* [Activity list]
1) Answer these questions from the Life Fantastic text:
(a) Who did Andrew say he talked to, and through what was it transmitted?
(b) What had Alison studied for her PhD?
(c) What position does Professor Gail Cardew hold?
2) Write the next part of the Life Fantastic text, picking up after its final sentence.

* [Text provided]
Andrew: "Well, for me, it had to be talking to Darwin – played by an actor and transmitted through some weird 'prism from the past'. And being able to show nematode embryonic development live on television – I was extremely proud of that. How about you?"

Alison: "Getting the cavefish on to TV so soon after finishing my PhD studying them was a proud moment. I'd come to love those little fish. But my favourite bit was seeing the demos we'd worked so hard to get scientifically correct and easily accessible – like 'cracking the DNA code' and 'natural selection live' – work in real time and with members of an audience we'd never met before.

"So I think we'd both agree that doing Life Fantastic was a truly amazing experience, a bit of an adrenaline ride and utterly exhausting. But would we do it again? Yes, in a heartbeat."

Professor Gail Cardew FRSB
Director of science and education at the Royal Institution

The Christmas Lectures are great for demonstrating the breadth of science and, while I wouldn't say one discipline is better than another, biology and the life sciences are always popular.

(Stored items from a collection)
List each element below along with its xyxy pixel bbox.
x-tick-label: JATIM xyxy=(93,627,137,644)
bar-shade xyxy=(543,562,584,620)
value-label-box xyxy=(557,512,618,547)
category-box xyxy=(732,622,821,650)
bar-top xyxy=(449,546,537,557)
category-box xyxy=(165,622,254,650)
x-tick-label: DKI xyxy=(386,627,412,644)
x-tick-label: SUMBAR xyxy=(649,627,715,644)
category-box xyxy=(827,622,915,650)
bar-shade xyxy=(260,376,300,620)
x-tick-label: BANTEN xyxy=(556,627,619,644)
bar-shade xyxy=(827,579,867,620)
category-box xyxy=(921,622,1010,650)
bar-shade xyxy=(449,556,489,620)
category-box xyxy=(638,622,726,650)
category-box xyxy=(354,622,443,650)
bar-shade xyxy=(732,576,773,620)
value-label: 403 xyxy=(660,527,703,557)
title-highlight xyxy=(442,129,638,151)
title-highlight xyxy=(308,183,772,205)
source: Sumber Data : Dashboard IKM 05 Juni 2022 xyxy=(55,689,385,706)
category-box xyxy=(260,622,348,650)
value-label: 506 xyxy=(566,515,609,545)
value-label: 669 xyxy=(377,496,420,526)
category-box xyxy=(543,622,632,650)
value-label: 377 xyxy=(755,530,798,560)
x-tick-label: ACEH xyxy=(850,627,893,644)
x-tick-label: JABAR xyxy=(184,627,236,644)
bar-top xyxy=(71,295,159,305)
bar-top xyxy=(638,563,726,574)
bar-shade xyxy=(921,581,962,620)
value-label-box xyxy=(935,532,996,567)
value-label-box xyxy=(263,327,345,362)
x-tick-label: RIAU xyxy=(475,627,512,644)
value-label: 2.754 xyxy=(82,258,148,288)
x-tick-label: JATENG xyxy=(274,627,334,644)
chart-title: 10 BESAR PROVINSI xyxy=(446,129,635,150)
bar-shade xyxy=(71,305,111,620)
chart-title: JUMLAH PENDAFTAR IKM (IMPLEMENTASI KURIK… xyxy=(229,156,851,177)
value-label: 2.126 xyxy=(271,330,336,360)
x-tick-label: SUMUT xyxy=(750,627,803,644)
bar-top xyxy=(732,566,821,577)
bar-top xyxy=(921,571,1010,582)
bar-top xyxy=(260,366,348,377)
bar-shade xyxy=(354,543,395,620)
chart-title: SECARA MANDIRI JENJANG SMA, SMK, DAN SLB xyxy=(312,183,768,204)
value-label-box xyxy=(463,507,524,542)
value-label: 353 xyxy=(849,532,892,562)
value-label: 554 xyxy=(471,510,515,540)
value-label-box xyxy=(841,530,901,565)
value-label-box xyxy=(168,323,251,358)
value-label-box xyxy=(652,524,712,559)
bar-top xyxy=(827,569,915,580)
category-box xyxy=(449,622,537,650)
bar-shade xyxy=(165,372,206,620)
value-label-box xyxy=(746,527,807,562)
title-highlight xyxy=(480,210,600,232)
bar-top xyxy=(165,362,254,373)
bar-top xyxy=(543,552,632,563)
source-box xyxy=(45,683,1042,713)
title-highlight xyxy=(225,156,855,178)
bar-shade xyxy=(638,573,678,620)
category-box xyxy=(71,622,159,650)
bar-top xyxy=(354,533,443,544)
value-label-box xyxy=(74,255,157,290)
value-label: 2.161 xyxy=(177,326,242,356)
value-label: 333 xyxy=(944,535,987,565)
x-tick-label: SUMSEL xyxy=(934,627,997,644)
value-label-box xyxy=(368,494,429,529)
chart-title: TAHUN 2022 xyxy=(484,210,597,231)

* [Results for each task]
1)
(a) Darwin, played by an actor, transmitted through a "prism from the past."
(b) Cavefish.
(c) Director of science and education at the Royal Institution.

2)
My favourite demos are ones where we get a visible 'wow' reaction from the audience. In the 2011 lectures, Professor Bruce Hood tried out a dramatic demonstration during which we could hear the brain of a locust working; the amplified sound of a key neuron firing in response to nearby movement. The young people in the audience were sitting on the edge of their seats and the Christmas Lectures started trending on Twitter.

Every year, different topics bring different challenges. For Sue Hartley's lectures in 2009, we had to start growing plants nine months before the lectures were broadcast. And it's a lot trickier working with live animals, as Sir David Attenborough recalls of his 1973 lectures. His were broadcast live and there's some wonderful archive footage where he admits "I don't think it's going to work ... I don't think it is". And then, "you know, I never liked mice".

I've worked on 17 Christmas Lectures series and there's a massive amount of work done behind the scenes to make them 'all right on the night'. As soon as one series has been broadcast, preparation starts pretty much straight away for the next. We try to find a topic that feels contemporary and relevant to people's lives and, in particular, the interests of young people.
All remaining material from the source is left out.